Aim of the exercise
Take the material and output all of it exactly.

··· Provided entries ···

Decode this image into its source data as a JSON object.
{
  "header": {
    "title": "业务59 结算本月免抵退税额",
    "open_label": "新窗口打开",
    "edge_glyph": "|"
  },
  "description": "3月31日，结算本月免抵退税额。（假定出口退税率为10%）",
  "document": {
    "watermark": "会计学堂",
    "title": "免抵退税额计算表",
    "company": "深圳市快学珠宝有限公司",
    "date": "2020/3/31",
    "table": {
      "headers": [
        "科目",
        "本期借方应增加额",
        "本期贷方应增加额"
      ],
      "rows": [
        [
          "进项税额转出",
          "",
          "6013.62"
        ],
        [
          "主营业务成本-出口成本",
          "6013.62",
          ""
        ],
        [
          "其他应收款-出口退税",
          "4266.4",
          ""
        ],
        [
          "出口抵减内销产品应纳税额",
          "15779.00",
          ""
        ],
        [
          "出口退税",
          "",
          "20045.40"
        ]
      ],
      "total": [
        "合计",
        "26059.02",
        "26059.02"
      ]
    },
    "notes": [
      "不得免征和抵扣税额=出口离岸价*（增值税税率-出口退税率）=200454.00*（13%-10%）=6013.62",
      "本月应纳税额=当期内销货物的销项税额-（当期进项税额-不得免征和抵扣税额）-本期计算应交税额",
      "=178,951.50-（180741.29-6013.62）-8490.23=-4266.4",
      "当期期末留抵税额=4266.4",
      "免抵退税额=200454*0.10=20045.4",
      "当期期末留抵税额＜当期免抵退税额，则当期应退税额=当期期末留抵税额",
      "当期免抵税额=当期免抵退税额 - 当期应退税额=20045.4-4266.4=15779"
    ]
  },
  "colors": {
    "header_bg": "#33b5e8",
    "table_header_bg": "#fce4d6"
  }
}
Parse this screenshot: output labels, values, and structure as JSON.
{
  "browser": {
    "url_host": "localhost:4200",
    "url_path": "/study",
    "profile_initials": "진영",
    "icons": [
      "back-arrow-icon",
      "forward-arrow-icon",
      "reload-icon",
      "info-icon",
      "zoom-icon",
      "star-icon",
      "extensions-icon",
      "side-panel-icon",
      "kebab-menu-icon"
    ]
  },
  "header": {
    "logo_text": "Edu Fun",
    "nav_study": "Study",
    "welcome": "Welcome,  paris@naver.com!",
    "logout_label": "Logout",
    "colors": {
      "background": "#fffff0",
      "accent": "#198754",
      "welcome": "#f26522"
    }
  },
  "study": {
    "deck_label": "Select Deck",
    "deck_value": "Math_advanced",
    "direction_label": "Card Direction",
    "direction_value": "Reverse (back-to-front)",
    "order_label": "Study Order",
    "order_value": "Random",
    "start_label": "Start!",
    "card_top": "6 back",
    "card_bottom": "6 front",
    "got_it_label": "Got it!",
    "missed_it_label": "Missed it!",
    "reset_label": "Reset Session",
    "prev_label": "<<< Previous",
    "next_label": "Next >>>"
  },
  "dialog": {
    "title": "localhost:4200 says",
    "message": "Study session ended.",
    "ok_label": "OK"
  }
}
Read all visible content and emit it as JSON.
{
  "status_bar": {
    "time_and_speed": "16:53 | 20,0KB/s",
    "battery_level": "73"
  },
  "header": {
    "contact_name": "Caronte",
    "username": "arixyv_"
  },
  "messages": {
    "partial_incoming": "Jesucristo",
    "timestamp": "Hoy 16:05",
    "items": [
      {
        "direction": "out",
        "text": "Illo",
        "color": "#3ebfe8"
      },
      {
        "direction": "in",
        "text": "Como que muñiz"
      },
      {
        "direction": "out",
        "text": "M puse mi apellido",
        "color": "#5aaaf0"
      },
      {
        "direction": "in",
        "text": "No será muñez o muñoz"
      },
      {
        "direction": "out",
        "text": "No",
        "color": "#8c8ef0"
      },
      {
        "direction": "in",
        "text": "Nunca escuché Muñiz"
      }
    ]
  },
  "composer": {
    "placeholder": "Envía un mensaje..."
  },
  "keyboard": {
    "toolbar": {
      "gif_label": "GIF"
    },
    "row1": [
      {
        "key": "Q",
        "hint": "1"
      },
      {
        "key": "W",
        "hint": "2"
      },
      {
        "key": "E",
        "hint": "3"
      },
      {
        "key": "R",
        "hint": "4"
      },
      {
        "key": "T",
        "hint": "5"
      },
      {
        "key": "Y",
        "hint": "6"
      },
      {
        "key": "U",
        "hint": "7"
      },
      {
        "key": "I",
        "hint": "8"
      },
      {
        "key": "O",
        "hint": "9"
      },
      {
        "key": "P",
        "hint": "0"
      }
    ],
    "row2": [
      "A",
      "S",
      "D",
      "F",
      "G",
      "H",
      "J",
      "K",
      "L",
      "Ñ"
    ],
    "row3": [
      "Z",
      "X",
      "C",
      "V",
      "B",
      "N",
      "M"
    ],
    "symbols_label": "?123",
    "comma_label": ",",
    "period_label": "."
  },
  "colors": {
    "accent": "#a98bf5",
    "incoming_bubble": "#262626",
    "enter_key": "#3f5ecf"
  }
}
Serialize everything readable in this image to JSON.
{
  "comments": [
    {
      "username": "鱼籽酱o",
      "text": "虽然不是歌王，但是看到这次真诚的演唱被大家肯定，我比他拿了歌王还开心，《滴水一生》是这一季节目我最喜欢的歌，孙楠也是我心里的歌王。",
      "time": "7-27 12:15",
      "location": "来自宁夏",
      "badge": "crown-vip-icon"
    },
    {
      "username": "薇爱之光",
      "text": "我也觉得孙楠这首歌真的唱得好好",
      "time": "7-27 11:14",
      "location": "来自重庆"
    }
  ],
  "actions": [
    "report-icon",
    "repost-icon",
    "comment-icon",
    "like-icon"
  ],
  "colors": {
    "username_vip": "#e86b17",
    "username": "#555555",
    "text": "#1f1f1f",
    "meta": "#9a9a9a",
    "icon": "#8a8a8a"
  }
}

···

Written solution
Decode this image into its source data as a JSON object.
{
  "header": {
    "title": "业务59 结算本月免抵退税额",
    "open_label": "新窗口打开",
    "edge_glyph": "|"
  },
  "description": "3月31日，结算本月免抵退税额。（假定出口退税率为10%）",
  "document": {
    "watermark": "会计学堂",
    "title": "免抵退税额计算表",
    "company": "深圳市快学珠宝有限公司",
    "date": "2020/3/31",
    "table": {
      "headers": [
        "科目",
        "本期借方应增加额",
        "本期贷方应增加额"
      ],
      "rows": [
        [
          "进项税额转出",
          "",
          "6013.62"
        ],
        [
          "主营业务成本-出口成本",
          "6013.62",
          ""
        ],
        [
          "其他应收款-出口退税",
          "4266.4",
          ""
        ],
        [
          "出口抵减内销产品应纳税额",
          "15779.00",
          ""
        ],
        [
          "出口退税",
          "",
          "20045.40"
        ]
      ],
      "total": [
        "合计",
        "26059.02",
        "26059.02"
      ]
    },
    "notes": [
      "不得免征和抵扣税额=出口离岸价*（增值税税率-出口退税率）=200454.00*（13%-10%）=6013.62",
      "本月应纳税额=当期内销货物的销项税额-（当期进项税额-不得免征和抵扣税额）-本期计算应交税额",
      "=178,951.50-（180741.29-6013.62）-8490.23=-4266.4",
      "当期期末留抵税额=4266.4",
      "免抵退税额=200454*0.10=20045.4",
      "当期期末留抵税额＜当期免抵退税额，则当期应退税额=当期期末留抵税额",
      "当期免抵税额=当期免抵退税额 - 当期应退税额=20045.4-4266.4=15779"
    ]
  },
  "colors": {
    "header_bg": "#33b5e8",
    "table_header_bg": "#fce4d6"
  }
}
Parse this screenshot: output labels, values, and structure as JSON.
{
  "browser": {
    "url_host": "localhost:4200",
    "url_path": "/study",
    "profile_initials": "진영",
    "icons": [
      "back-arrow-icon",
      "forward-arrow-icon",
      "reload-icon",
      "info-icon",
      "zoom-icon",
      "star-icon",
      "extensions-icon",
      "side-panel-icon",
      "kebab-menu-icon"
    ]
  },
  "header": {
    "logo_text": "Edu Fun",
    "nav_study": "Study",
    "welcome": "Welcome,  paris@naver.com!",
    "logout_label": "Logout",
    "colors": {
      "background": "#fffff0",
      "accent": "#198754",
      "welcome": "#f26522"
    }
  },
  "study": {
    "deck_label": "Select Deck",
    "deck_value": "Math_advanced",
    "direction_label": "Card Direction",
    "direction_value": "Reverse (back-to-front)",
    "order_label": "Study Order",
    "order_value": "Random",
    "start_label": "Start!",
    "card_top": "6 back",
    "card_bottom": "6 front",
    "got_it_label": "Got it!",
    "missed_it_label": "Missed it!",
    "reset_label": "Reset Session",
    "prev_label": "<<< Previous",
    "next_label": "Next >>>"
  },
  "dialog": {
    "title": "localhost:4200 says",
    "message": "Study session ended.",
    "ok_label": "OK"
  }
}
Read all visible content and emit it as JSON.
{
  "status_bar": {
    "time_and_speed": "16:53 | 20,0KB/s",
    "battery_level": "73"
  },
  "header": {
    "contact_name": "Caronte",
    "username": "arixyv_"
  },
  "messages": {
    "partial_incoming": "Jesucristo",
    "timestamp": "Hoy 16:05",
    "items": [
      {
        "direction": "out",
        "text": "Illo",
        "color": "#3ebfe8"
      },
      {
        "direction": "in",
        "text": "Como que muñiz"
      },
      {
        "direction": "out",
        "text": "M puse mi apellido",
        "color": "#5aaaf0"
      },
      {
        "direction": "in",
        "text": "No será muñez o muñoz"
      },
      {
        "direction": "out",
        "text": "No",
        "color": "#8c8ef0"
      },
      {
        "direction": "in",
        "text": "Nunca escuché Muñiz"
      }
    ]
  },
  "composer": {
    "placeholder": "Envía un mensaje..."
  },
  "keyboard": {
    "toolbar": {
      "gif_label": "GIF"
    },
    "row1": [
      {
        "key": "Q",
        "hint": "1"
      },
      {
        "key": "W",
        "hint": "2"
      },
      {
        "key": "E",
        "hint": "3"
      },
      {
        "key": "R",
        "hint": "4"
      },
      {
        "key": "T",
        "hint": "5"
      },
      {
        "key": "Y",
        "hint": "6"
      },
      {
        "key": "U",
        "hint": "7"
      },
      {
        "key": "I",
        "hint": "8"
      },
      {
        "key": "O",
        "hint": "9"
      },
      {
        "key": "P",
        "hint": "0"
      }
    ],
    "row2": [
      "A",
      "S",
      "D",
      "F",
      "G",
      "H",
      "J",
      "K",
      "L",
      "Ñ"
    ],
    "row3": [
      "Z",
      "X",
      "C",
      "V",
      "B",
      "N",
      "M"
    ],
    "symbols_label": "?123",
    "comma_label": ",",
    "period_label": "."
  },
  "colors": {
    "accent": "#a98bf5",
    "incoming_bubble": "#262626",
    "enter_key": "#3f5ecf"
  }
}
Serialize everything readable in this image to JSON.
{
  "comments": [
    {
      "username": "鱼籽酱o",
      "text": "虽然不是歌王，但是看到这次真诚的演唱被大家肯定，我比他拿了歌王还开心，《滴水一生》是这一季节目我最喜欢的歌，孙楠也是我心里的歌王。",
      "time": "7-27 12:15",
      "location": "来自宁夏",
      "badge": "crown-vip-icon"
    },
    {
      "username": "薇爱之光",
      "text": "我也觉得孙楠这首歌真的唱得好好",
      "time": "7-27 11:14",
      "location": "来自重庆"
    }
  ],
  "actions": [
    "report-icon",
    "repost-icon",
    "comment-icon",
    "like-icon"
  ],
  "colors": {
    "username_vip": "#e86b17",
    "username": "#555555",
    "text": "#1f1f1f",
    "meta": "#9a9a9a",
    "icon": "#8a8a8a"
  }
}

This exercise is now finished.